### RECORD EXCERPTS ###
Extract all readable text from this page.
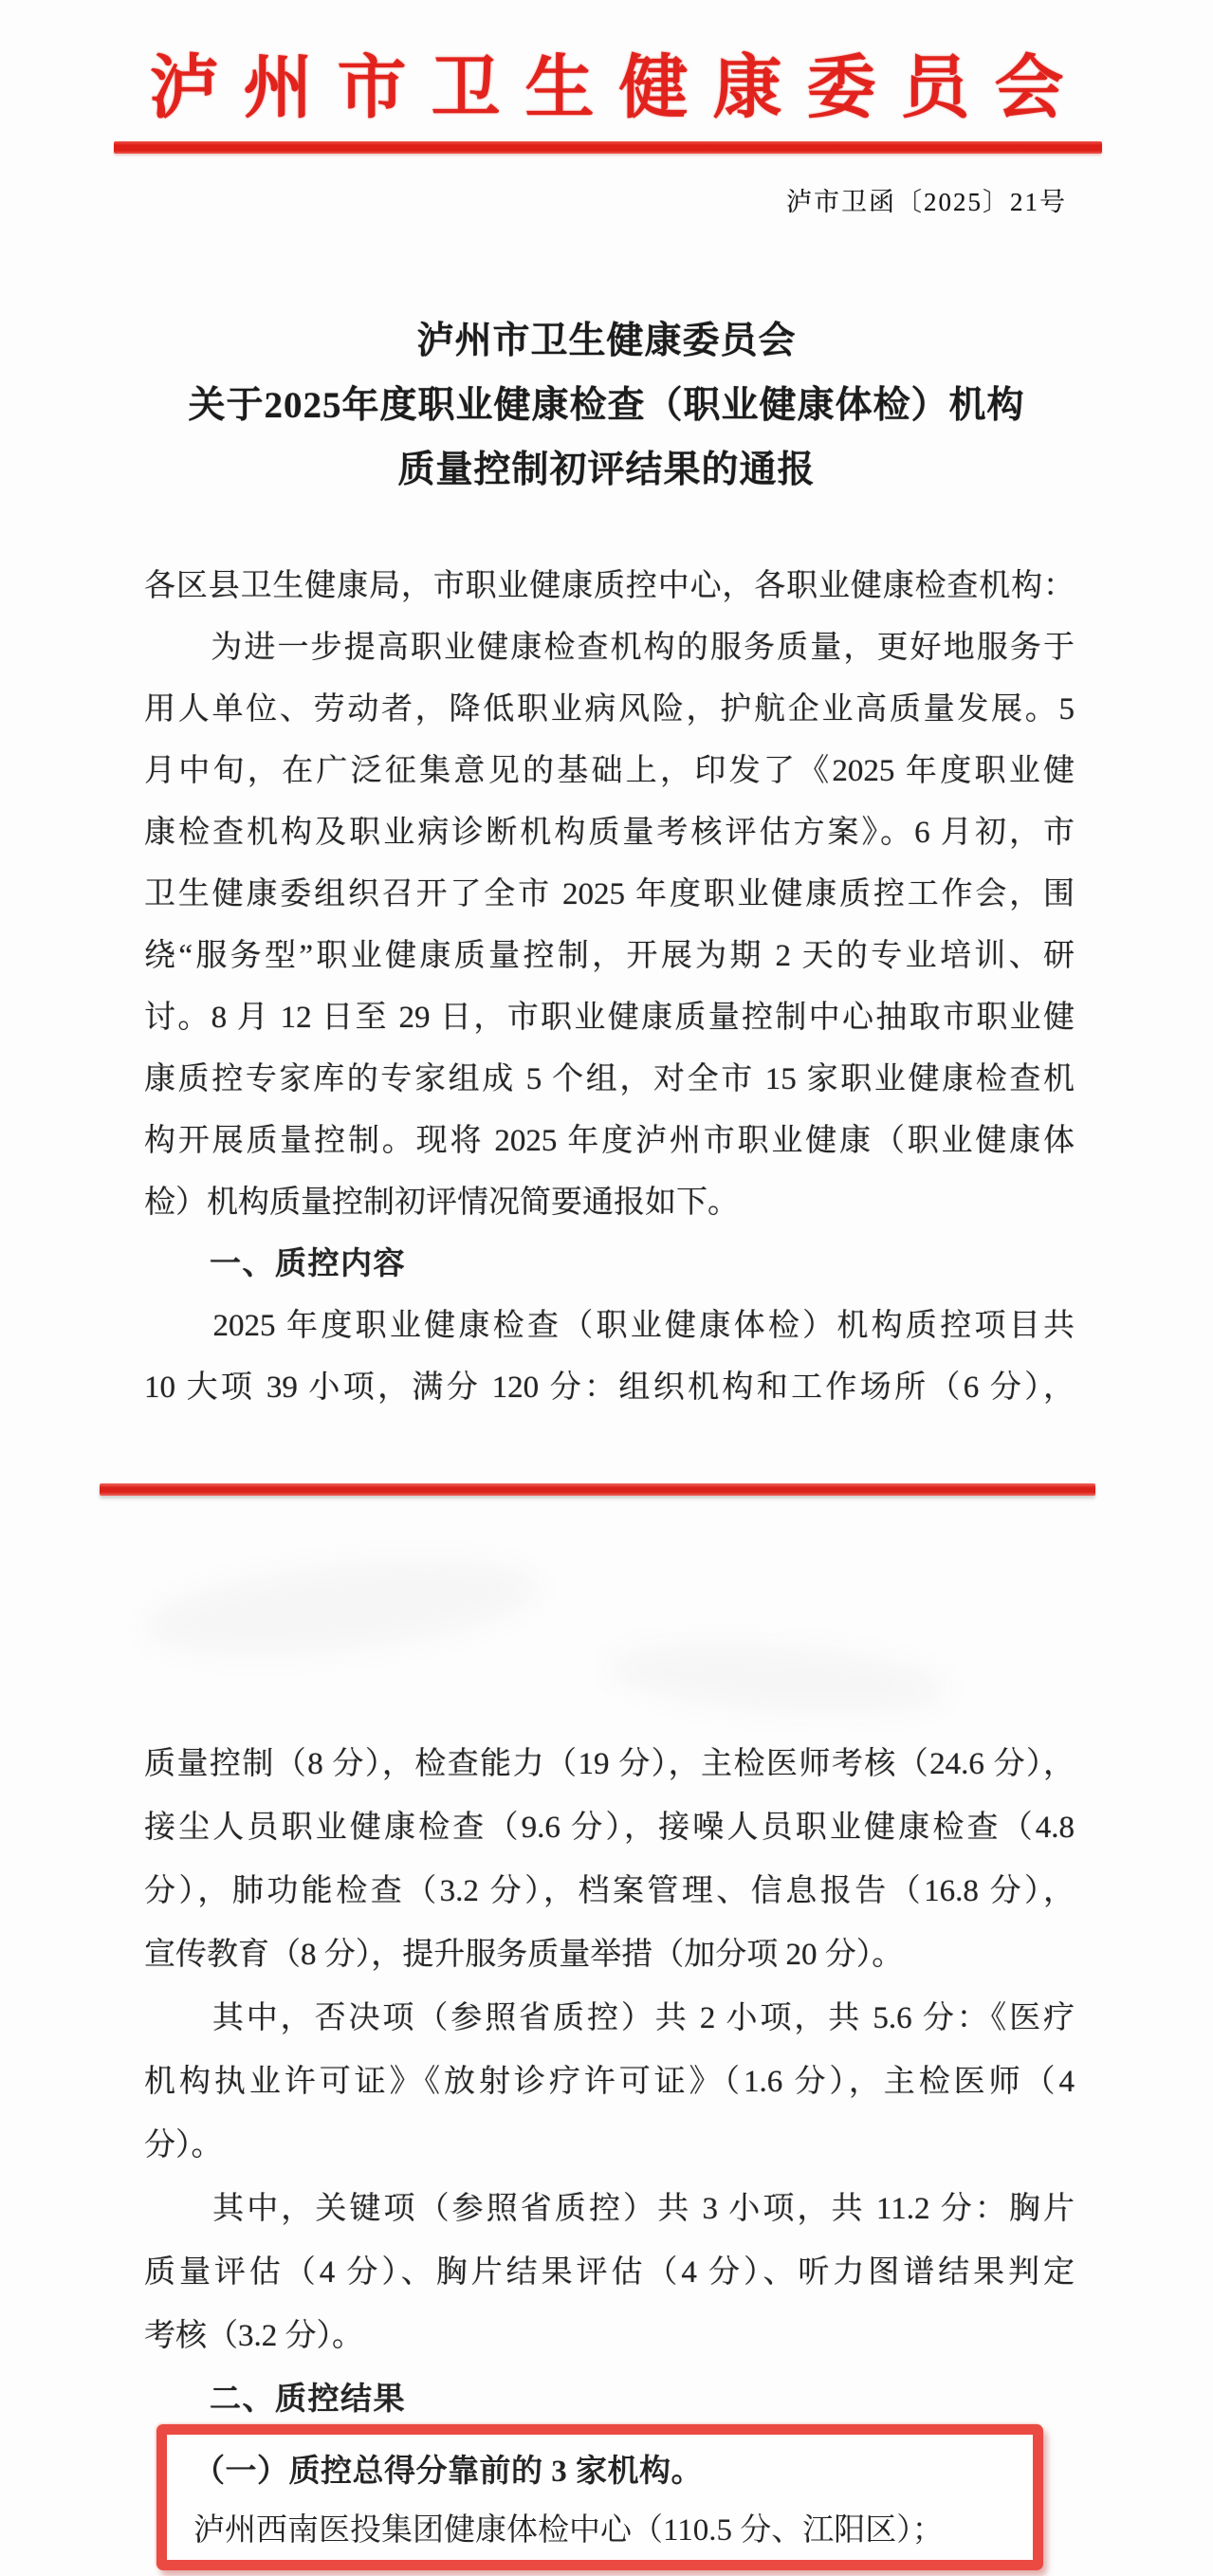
泸州市卫生健康委员会
泸市卫函〔2025〕21号
泸州市卫生健康委员会
关于2025年度职业健康检查（职业健康体检）机构
质量控制初评结果的通报
各区县卫生健康局，市职业健康质控中心，各职业健康检查机构：
　　为进一步提高职业健康检查机构的服务质量，更好地服务于
用人单位、劳动者，降低职业病风险，护航企业高质量发展。5
月中旬，在广泛征集意见的基础上，印发了《2025 年度职业健
康检查机构及职业病诊断机构质量考核评估方案》。6 月初，市
卫生健康委组织召开了全市 2025 年度职业健康质控工作会，围
绕“服务型”职业健康质量控制，开展为期 2 天的专业培训、研
讨。8 月 12 日至 29 日，市职业健康质量控制中心抽取市职业健
康质控专家库的专家组成 5 个组，对全市 15 家职业健康检查机
构开展质量控制。现将 2025 年度泸州市职业健康（职业健康体
检）机构质量控制初评情况简要通报如下。
　　一、质控内容
　　2025 年度职业健康检查（职业健康体检）机构质控项目共
10 大项 39 小项，满分 120 分：组织机构和工作场所（6 分），
质量控制（8 分），检查能力（19 分），主检医师考核（24.6 分），
接尘人员职业健康检查（9.6 分），接噪人员职业健康检查（4.8
分），肺功能检查（3.2 分），档案管理、信息报告（16.8 分），
宣传教育（8 分），提升服务质量举措（加分项 20 分）。
　　其中，否决项（参照省质控）共 2 小项，共 5.6 分：《医疗
机构执业许可证》《放射诊疗许可证》（1.6 分），主检医师（4
分）。
　　其中，关键项（参照省质控）共 3 小项，共 11.2 分：胸片
质量评估（4 分）、胸片结果评估（4 分）、听力图谱结果判定
考核（3.2 分）。
　　二、质控结果
（一）质控总得分靠前的 3 家机构。
泸州西南医投集团健康体检中心（110.5 分、江阳区）；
###
Without including any pictures, print all of the material exactly as given.

Extract all readable text from this page.
泸州市卫生健康委员会
泸市卫函〔2025〕21号
泸州市卫生健康委员会
关于2025年度职业健康检查（职业健康体检）机构
质量控制初评结果的通报
各区县卫生健康局，市职业健康质控中心，各职业健康检查机构：
　　为进一步提高职业健康检查机构的服务质量，更好地服务于
用人单位、劳动者，降低职业病风险，护航企业高质量发展。5
月中旬，在广泛征集意见的基础上，印发了《2025 年度职业健
康检查机构及职业病诊断机构质量考核评估方案》。6 月初，市
卫生健康委组织召开了全市 2025 年度职业健康质控工作会，围
绕“服务型”职业健康质量控制，开展为期 2 天的专业培训、研
讨。8 月 12 日至 29 日，市职业健康质量控制中心抽取市职业健
康质控专家库的专家组成 5 个组，对全市 15 家职业健康检查机
构开展质量控制。现将 2025 年度泸州市职业健康（职业健康体
检）机构质量控制初评情况简要通报如下。
　　一、质控内容
　　2025 年度职业健康检查（职业健康体检）机构质控项目共
10 大项 39 小项，满分 120 分：组织机构和工作场所（6 分），
质量控制（8 分），检查能力（19 分），主检医师考核（24.6 分），
接尘人员职业健康检查（9.6 分），接噪人员职业健康检查（4.8
分），肺功能检查（3.2 分），档案管理、信息报告（16.8 分），
宣传教育（8 分），提升服务质量举措（加分项 20 分）。
　　其中，否决项（参照省质控）共 2 小项，共 5.6 分：《医疗
机构执业许可证》《放射诊疗许可证》（1.6 分），主检医师（4
分）。
　　其中，关键项（参照省质控）共 3 小项，共 11.2 分：胸片
质量评估（4 分）、胸片结果评估（4 分）、听力图谱结果判定
考核（3.2 分）。
　　二、质控结果
（一）质控总得分靠前的 3 家机构。
泸州西南医投集团健康体检中心（110.5 分、江阳区）；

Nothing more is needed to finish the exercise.